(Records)
------------------------------
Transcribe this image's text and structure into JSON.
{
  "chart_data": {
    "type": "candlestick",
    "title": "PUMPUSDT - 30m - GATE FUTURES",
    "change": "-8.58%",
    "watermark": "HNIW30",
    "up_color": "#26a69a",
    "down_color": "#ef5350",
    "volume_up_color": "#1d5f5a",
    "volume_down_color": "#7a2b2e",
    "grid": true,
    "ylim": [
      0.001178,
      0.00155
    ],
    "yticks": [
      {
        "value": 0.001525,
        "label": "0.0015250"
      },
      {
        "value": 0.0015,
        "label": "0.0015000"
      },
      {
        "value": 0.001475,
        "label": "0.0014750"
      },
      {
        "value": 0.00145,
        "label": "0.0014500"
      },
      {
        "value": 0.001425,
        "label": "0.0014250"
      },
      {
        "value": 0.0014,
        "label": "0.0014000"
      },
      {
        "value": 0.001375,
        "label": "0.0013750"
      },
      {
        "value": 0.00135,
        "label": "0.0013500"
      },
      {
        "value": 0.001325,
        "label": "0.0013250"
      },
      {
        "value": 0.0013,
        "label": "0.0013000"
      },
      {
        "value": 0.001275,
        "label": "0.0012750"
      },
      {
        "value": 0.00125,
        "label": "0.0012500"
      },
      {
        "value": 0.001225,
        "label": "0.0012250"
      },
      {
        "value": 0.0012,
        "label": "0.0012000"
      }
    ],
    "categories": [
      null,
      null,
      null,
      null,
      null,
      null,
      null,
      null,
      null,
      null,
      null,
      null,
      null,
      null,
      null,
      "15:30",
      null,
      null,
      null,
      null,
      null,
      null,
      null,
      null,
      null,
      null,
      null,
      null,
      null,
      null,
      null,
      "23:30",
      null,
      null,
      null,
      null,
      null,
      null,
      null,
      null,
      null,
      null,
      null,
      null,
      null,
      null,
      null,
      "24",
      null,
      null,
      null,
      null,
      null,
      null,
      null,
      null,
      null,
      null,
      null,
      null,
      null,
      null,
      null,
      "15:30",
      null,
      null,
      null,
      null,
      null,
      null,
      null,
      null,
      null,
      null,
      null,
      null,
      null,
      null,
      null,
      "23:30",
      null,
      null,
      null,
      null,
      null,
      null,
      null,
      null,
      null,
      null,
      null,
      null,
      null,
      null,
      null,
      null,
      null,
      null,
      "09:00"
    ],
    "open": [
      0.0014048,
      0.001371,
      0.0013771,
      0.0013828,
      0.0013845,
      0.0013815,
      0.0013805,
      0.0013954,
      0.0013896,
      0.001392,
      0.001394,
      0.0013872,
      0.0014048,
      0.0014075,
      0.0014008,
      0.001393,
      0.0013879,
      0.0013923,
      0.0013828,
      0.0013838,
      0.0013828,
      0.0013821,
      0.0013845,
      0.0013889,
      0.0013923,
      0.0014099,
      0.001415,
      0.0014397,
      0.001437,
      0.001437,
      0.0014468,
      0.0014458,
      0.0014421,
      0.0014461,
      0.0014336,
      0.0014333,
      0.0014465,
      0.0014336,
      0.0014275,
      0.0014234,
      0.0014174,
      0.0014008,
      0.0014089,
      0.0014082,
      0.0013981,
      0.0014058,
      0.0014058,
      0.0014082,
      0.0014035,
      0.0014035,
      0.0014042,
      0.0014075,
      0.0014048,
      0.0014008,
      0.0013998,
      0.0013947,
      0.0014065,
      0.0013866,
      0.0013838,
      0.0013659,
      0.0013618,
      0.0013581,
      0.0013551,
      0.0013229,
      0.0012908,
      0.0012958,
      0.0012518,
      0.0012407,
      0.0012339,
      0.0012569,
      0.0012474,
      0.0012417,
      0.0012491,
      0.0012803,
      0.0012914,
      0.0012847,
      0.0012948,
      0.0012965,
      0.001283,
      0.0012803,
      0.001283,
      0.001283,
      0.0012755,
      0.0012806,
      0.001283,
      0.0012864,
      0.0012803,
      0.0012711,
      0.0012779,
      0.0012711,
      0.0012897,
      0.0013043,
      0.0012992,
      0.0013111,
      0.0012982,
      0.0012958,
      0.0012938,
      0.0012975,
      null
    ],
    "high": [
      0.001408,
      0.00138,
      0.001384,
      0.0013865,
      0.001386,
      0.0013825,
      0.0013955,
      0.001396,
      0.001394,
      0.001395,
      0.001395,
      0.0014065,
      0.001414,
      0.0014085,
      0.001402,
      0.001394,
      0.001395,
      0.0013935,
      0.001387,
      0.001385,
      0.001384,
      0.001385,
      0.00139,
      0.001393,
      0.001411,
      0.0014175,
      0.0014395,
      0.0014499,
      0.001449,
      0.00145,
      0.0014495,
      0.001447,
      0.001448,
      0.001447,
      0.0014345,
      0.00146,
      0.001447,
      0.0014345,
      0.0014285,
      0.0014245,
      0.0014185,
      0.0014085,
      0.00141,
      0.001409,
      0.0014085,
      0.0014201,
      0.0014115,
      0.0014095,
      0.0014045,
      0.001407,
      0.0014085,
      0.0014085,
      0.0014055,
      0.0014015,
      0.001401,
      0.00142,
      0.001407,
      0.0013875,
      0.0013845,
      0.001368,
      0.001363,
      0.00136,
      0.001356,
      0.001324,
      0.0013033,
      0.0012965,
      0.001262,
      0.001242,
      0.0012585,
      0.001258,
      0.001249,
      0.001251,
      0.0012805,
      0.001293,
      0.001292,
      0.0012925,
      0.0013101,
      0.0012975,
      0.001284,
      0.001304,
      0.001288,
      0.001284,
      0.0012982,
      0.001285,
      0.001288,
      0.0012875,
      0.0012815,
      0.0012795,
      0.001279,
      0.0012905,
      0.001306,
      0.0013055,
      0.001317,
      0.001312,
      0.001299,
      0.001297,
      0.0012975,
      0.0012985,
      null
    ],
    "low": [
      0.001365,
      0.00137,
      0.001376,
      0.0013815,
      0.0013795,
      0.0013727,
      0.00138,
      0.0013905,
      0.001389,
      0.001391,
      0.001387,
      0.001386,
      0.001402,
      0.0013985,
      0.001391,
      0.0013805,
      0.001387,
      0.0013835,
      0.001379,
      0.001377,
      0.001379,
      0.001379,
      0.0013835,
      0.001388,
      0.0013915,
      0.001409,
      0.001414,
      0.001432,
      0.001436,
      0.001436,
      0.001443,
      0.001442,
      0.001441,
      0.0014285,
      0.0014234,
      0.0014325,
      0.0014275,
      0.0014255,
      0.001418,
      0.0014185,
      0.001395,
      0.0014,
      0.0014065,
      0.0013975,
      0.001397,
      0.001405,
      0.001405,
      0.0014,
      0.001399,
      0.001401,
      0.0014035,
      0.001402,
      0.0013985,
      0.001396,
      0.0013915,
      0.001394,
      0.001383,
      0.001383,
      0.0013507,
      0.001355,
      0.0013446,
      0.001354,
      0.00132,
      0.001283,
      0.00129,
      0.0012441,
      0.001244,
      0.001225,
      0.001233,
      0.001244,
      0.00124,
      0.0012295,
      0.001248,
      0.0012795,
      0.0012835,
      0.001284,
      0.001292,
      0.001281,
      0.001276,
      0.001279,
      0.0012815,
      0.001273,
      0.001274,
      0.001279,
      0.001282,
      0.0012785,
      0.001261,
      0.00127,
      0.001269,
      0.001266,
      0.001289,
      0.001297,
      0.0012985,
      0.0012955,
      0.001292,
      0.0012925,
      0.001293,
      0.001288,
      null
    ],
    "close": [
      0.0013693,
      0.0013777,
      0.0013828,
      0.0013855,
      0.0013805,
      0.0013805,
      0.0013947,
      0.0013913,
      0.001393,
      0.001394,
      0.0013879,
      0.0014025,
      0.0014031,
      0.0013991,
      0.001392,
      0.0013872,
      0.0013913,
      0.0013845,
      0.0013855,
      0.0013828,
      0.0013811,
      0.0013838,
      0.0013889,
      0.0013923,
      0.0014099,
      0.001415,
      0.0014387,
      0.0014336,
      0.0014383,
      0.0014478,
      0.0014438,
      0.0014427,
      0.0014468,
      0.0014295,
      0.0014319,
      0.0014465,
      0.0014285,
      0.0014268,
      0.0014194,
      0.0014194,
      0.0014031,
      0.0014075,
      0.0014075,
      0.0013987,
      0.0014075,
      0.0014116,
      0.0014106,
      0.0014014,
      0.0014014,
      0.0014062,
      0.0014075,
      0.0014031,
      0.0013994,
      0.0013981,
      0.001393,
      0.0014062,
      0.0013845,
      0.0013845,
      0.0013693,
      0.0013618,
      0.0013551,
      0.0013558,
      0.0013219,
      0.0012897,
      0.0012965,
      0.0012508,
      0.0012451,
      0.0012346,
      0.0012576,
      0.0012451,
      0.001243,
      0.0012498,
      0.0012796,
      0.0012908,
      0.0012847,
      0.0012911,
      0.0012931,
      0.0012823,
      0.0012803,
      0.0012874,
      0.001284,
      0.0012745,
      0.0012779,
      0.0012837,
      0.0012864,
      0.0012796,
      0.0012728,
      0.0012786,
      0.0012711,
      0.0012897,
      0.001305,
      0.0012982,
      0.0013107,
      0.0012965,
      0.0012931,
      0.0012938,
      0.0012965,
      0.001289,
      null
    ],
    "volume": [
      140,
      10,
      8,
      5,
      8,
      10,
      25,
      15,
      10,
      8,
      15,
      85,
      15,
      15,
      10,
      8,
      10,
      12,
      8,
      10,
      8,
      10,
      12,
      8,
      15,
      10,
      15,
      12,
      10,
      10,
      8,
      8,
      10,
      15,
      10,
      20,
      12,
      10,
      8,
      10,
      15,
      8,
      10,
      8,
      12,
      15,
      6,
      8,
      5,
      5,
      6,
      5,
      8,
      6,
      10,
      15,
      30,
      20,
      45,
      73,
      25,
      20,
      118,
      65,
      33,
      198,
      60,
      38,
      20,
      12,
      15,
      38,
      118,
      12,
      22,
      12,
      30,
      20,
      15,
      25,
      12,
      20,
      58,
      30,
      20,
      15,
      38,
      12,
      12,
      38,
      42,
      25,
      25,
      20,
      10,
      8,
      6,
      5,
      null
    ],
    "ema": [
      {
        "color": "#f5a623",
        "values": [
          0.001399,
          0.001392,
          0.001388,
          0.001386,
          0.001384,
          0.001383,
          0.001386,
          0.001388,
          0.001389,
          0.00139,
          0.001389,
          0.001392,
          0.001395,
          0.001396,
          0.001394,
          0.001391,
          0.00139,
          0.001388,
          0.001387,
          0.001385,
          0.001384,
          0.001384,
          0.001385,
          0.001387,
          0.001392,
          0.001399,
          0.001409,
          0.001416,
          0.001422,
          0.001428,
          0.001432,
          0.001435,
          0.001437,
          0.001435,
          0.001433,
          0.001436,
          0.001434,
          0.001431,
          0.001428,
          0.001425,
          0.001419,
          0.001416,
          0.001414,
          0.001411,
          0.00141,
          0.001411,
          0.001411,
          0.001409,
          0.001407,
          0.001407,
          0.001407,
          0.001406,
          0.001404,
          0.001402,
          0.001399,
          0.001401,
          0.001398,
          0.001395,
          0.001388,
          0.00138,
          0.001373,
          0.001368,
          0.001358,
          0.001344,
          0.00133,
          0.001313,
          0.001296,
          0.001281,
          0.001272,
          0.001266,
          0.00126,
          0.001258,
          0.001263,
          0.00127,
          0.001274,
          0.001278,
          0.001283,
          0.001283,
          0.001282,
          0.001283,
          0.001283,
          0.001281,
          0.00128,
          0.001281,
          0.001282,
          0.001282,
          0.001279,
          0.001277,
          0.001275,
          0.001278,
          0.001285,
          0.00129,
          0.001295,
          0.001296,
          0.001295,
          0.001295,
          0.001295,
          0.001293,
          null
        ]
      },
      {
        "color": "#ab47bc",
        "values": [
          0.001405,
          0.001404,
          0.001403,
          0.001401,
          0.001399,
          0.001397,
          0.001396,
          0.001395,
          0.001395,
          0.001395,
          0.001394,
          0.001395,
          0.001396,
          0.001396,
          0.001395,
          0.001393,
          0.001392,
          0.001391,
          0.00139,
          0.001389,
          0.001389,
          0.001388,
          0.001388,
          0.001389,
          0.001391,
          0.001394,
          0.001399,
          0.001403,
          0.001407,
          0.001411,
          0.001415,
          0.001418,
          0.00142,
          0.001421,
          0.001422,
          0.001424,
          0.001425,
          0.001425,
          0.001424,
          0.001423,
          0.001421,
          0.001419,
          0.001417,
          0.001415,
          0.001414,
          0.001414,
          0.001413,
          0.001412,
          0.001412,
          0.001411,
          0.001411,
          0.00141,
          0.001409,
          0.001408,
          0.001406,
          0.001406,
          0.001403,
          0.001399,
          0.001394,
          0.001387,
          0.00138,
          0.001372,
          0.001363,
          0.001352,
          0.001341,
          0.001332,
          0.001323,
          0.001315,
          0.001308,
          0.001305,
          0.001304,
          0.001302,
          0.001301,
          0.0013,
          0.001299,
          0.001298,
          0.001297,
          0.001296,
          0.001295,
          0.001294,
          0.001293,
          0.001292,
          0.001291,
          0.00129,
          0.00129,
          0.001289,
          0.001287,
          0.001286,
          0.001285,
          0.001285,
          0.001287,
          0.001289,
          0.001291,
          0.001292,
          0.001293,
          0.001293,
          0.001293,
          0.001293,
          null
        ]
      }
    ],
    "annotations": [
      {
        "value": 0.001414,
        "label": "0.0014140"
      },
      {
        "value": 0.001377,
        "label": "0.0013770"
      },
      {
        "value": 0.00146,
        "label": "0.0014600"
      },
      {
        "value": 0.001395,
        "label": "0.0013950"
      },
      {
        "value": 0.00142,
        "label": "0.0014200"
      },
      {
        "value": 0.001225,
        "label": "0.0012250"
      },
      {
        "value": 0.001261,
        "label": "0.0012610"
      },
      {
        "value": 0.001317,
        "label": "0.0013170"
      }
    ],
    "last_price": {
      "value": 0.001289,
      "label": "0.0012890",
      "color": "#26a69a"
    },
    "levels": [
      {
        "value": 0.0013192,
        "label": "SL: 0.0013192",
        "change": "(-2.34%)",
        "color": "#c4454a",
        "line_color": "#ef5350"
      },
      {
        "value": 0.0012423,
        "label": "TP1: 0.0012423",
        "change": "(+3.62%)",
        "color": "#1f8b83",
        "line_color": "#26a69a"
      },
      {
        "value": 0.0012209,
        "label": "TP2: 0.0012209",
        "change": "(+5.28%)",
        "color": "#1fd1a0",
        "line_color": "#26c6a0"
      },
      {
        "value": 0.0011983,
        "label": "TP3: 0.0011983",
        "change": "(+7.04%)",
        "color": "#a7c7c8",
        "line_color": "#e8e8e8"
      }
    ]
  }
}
------------------------------
▶ _THE PROBLEM_:
Copy every line above in which the string "change" shows up.

▶ _EXERCISE RESULT_:
    "change": "-8.58%",
        "change": "(-2.34%)",
        "change": "(+3.62%)",
        "change": "(+5.28%)",
        "change": "(+7.04%)",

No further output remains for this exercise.